SET TASK
Can you print every record below exactly as written?

• • • •

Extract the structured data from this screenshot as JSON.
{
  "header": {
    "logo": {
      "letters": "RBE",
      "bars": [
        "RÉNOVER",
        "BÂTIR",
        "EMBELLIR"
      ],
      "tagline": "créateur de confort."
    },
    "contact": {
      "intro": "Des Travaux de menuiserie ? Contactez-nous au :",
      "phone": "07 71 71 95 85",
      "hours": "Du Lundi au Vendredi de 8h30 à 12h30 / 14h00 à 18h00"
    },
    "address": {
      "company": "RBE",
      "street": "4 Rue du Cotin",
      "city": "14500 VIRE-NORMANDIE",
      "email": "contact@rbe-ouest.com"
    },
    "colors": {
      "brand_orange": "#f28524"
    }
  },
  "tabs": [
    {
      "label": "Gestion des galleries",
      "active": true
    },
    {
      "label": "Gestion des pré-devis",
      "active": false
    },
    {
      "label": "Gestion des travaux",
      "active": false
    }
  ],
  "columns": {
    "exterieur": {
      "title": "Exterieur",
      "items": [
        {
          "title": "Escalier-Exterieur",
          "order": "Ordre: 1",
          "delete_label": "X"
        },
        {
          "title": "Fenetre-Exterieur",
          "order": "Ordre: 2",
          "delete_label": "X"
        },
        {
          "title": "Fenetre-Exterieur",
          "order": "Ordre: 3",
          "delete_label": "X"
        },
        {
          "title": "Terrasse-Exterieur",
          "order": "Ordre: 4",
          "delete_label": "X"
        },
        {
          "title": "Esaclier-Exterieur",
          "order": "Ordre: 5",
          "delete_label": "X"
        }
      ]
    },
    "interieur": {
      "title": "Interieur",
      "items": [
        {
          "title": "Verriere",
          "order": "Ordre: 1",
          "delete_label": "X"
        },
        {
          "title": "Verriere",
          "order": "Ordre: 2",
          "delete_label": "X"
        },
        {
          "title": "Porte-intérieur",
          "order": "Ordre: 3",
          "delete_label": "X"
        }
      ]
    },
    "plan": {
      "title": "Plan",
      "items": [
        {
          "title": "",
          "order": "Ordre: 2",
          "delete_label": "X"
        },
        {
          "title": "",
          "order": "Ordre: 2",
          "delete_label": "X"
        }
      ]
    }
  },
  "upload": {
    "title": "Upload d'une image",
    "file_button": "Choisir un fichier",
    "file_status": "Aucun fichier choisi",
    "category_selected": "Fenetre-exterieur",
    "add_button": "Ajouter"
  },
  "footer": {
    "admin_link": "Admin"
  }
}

• • • •

OUTPUT FOR THIS TASK
Extract the structured data from this screenshot as JSON.
{
  "header": {
    "logo": {
      "letters": "RBE",
      "bars": [
        "RÉNOVER",
        "BÂTIR",
        "EMBELLIR"
      ],
      "tagline": "créateur de confort."
    },
    "contact": {
      "intro": "Des Travaux de menuiserie ? Contactez-nous au :",
      "phone": "07 71 71 95 85",
      "hours": "Du Lundi au Vendredi de 8h30 à 12h30 / 14h00 à 18h00"
    },
    "address": {
      "company": "RBE",
      "street": "4 Rue du Cotin",
      "city": "14500 VIRE-NORMANDIE",
      "email": "contact@rbe-ouest.com"
    },
    "colors": {
      "brand_orange": "#f28524"
    }
  },
  "tabs": [
    {
      "label": "Gestion des galleries",
      "active": true
    },
    {
      "label": "Gestion des pré-devis",
      "active": false
    },
    {
      "label": "Gestion des travaux",
      "active": false
    }
  ],
  "columns": {
    "exterieur": {
      "title": "Exterieur",
      "items": [
        {
          "title": "Escalier-Exterieur",
          "order": "Ordre: 1",
          "delete_label": "X"
        },
        {
          "title": "Fenetre-Exterieur",
          "order": "Ordre: 2",
          "delete_label": "X"
        },
        {
          "title": "Fenetre-Exterieur",
          "order": "Ordre: 3",
          "delete_label": "X"
        },
        {
          "title": "Terrasse-Exterieur",
          "order": "Ordre: 4",
          "delete_label": "X"
        },
        {
          "title": "Esaclier-Exterieur",
          "order": "Ordre: 5",
          "delete_label": "X"
        }
      ]
    },
    "interieur": {
      "title": "Interieur",
      "items": [
        {
          "title": "Verriere",
          "order": "Ordre: 1",
          "delete_label": "X"
        },
        {
          "title": "Verriere",
          "order": "Ordre: 2",
          "delete_label": "X"
        },
        {
          "title": "Porte-intérieur",
          "order": "Ordre: 3",
          "delete_label": "X"
        }
      ]
    },
    "plan": {
      "title": "Plan",
      "items": [
        {
          "title": "",
          "order": "Ordre: 2",
          "delete_label": "X"
        },
        {
          "title": "",
          "order": "Ordre: 2",
          "delete_label": "X"
        }
      ]
    }
  },
  "upload": {
    "title": "Upload d'une image",
    "file_button": "Choisir un fichier",
    "file_status": "Aucun fichier choisi",
    "category_selected": "Fenetre-exterieur",
    "add_button": "Ajouter"
  },
  "footer": {
    "admin_link": "Admin"
  }
}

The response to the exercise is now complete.